[Records from a collection of figures]
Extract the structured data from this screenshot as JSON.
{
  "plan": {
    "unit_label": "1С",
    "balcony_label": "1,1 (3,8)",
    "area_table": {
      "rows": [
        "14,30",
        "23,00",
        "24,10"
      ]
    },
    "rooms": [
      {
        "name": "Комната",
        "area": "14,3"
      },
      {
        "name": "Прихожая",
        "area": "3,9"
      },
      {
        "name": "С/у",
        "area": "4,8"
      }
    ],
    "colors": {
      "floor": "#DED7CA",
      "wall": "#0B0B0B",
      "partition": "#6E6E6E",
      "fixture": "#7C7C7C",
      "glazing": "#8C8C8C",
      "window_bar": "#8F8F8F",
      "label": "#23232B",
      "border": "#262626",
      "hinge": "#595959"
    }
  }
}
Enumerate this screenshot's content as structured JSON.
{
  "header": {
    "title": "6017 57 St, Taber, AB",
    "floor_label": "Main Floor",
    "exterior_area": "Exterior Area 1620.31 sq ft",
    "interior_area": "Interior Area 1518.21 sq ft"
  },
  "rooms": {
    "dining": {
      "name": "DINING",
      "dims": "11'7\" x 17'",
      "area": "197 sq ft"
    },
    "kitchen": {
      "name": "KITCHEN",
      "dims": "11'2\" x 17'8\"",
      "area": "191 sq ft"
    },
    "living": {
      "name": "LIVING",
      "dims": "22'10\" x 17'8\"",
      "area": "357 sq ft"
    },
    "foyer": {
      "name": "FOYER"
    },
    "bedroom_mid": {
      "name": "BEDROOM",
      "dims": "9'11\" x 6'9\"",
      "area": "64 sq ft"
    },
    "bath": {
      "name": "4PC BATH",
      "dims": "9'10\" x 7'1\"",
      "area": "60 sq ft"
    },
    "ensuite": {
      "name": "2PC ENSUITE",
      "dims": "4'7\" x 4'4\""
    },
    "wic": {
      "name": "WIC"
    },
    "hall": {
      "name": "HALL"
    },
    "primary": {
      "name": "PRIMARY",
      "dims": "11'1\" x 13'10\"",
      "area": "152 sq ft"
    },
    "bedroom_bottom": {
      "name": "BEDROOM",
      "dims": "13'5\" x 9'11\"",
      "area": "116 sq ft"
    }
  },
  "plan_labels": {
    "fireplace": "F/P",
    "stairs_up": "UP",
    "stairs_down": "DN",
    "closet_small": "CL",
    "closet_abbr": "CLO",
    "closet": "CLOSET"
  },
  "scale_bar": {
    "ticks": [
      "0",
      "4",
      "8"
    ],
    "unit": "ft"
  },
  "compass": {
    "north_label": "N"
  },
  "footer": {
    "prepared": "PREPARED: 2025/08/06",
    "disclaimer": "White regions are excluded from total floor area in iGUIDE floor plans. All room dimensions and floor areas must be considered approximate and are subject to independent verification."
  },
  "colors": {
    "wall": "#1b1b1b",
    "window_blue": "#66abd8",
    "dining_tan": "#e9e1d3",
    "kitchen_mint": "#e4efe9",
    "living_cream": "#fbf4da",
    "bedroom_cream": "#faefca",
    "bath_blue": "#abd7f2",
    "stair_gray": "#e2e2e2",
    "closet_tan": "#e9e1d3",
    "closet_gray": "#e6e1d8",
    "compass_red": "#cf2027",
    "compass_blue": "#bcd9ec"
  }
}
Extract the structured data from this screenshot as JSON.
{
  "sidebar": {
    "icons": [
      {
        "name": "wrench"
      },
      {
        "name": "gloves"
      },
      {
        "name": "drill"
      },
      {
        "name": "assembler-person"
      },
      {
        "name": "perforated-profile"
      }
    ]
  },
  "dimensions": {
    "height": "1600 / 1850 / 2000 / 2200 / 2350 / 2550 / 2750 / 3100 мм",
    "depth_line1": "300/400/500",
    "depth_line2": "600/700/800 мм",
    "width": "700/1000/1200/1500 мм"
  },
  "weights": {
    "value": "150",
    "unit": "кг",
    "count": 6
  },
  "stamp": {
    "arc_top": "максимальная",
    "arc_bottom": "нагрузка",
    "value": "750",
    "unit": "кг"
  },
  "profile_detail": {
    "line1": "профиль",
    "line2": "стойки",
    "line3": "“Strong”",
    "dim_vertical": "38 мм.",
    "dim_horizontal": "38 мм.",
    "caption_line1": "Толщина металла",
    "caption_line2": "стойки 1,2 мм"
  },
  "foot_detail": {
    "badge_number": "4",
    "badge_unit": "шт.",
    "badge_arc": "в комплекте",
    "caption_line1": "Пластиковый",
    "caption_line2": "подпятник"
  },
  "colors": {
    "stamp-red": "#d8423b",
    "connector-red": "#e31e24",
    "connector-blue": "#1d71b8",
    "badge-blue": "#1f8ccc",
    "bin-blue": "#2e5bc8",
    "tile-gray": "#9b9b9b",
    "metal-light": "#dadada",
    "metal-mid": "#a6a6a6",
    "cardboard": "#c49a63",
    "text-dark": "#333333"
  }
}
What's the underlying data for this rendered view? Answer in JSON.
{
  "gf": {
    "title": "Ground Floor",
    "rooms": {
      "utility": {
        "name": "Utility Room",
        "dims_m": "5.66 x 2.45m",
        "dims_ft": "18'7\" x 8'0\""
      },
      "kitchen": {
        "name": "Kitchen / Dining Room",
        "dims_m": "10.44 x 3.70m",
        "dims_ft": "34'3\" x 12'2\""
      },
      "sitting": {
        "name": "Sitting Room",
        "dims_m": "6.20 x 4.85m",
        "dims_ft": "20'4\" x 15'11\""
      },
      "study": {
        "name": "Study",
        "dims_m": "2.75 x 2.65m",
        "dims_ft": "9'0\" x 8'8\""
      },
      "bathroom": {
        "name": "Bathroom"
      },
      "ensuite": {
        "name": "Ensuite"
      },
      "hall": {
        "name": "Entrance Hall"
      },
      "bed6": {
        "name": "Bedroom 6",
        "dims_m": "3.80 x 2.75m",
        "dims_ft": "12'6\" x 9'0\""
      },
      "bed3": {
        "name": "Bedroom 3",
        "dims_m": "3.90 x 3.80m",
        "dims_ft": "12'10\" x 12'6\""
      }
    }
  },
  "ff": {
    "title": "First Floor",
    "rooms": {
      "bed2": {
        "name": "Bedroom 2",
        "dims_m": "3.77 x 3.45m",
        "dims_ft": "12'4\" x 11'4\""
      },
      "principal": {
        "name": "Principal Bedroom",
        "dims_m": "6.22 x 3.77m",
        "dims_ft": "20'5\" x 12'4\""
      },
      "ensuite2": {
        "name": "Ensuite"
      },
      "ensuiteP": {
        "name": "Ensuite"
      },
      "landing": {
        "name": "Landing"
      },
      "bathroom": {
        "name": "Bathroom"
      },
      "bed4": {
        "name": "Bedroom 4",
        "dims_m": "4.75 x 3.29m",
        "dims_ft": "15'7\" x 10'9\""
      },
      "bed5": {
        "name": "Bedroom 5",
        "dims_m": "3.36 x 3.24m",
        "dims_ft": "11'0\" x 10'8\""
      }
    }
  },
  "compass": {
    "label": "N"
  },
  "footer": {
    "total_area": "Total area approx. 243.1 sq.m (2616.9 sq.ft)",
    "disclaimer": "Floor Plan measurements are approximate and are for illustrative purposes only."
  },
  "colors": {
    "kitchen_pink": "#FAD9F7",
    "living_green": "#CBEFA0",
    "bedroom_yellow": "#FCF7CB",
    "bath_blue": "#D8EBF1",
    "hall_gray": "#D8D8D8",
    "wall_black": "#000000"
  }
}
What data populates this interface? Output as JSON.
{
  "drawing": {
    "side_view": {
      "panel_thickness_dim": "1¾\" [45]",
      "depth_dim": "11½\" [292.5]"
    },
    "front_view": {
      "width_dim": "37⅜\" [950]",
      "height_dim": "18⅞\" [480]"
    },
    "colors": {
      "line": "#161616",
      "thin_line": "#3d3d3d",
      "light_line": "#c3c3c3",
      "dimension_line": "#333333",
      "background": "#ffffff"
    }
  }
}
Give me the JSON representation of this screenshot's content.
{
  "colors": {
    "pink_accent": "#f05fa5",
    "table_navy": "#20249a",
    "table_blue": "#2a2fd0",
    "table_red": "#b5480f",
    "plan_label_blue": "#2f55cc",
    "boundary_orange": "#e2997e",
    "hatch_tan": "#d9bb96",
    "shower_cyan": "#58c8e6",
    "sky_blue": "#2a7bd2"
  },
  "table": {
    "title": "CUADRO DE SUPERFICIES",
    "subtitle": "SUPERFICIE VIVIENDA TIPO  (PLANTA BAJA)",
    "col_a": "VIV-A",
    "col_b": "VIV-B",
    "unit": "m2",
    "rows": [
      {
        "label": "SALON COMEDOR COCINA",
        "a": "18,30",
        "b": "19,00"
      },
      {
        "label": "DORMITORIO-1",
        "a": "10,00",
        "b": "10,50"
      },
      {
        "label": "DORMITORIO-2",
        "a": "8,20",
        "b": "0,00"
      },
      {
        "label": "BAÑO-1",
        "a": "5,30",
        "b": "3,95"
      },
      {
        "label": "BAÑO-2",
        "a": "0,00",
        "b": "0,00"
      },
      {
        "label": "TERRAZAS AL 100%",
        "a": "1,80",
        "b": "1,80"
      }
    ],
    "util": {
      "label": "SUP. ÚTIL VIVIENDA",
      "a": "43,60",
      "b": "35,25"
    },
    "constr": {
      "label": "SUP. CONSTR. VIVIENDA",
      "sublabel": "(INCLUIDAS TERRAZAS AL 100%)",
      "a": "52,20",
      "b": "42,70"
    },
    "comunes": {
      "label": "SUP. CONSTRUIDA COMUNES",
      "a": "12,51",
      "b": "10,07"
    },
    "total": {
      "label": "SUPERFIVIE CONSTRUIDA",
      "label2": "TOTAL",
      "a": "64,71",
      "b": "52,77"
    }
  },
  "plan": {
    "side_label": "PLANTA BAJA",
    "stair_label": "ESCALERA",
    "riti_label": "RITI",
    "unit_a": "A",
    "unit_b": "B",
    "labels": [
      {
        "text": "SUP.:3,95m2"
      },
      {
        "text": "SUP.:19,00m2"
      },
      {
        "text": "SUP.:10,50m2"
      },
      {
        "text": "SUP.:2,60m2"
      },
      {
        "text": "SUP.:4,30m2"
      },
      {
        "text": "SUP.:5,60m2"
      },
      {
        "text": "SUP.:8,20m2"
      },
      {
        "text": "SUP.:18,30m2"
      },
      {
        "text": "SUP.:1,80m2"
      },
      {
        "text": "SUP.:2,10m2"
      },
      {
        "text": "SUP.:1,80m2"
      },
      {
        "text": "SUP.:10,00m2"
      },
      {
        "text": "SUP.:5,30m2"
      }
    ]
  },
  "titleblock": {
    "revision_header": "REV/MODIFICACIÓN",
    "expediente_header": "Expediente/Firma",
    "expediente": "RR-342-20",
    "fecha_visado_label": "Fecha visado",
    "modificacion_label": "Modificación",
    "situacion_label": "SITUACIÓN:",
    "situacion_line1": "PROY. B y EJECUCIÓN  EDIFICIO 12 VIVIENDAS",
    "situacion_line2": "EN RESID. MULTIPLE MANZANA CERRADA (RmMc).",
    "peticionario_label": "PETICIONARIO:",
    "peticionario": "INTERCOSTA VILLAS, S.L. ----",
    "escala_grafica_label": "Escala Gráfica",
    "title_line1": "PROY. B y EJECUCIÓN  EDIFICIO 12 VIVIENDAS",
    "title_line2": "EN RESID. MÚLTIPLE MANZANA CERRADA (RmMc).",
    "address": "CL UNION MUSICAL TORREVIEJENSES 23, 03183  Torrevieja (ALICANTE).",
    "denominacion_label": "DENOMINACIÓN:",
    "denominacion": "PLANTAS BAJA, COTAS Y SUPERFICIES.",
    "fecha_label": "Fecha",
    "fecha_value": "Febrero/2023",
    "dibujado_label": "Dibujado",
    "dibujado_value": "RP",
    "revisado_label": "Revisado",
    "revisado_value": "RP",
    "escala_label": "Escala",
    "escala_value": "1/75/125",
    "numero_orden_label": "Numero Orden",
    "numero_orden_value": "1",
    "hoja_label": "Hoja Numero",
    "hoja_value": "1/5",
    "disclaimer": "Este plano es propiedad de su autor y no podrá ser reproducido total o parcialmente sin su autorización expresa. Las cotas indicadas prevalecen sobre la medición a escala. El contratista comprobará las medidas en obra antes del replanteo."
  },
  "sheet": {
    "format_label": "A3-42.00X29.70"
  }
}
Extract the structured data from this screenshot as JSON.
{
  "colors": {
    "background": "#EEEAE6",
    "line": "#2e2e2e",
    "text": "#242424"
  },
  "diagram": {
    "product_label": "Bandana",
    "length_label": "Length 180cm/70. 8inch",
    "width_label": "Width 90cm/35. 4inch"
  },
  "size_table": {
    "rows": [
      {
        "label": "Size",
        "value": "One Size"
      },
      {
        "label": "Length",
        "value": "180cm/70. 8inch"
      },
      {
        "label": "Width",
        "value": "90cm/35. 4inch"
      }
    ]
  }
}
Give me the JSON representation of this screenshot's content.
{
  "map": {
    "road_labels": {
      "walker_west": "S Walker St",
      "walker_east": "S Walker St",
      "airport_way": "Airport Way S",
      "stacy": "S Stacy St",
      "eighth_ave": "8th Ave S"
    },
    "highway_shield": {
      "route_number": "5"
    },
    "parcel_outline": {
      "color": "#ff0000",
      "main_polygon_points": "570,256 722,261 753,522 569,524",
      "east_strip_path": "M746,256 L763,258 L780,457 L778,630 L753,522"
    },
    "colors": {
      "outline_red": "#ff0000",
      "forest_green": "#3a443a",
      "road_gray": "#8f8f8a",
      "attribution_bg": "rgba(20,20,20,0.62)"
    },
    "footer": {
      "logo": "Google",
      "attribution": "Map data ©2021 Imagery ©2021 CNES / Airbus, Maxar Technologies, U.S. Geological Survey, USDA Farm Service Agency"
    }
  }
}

**Given exercise:**
Pick out every line above that contains the word "metal" and copy it.

**Written answer:**
    "metal-light": "#dadada",
    "metal-mid": "#a6a6a6",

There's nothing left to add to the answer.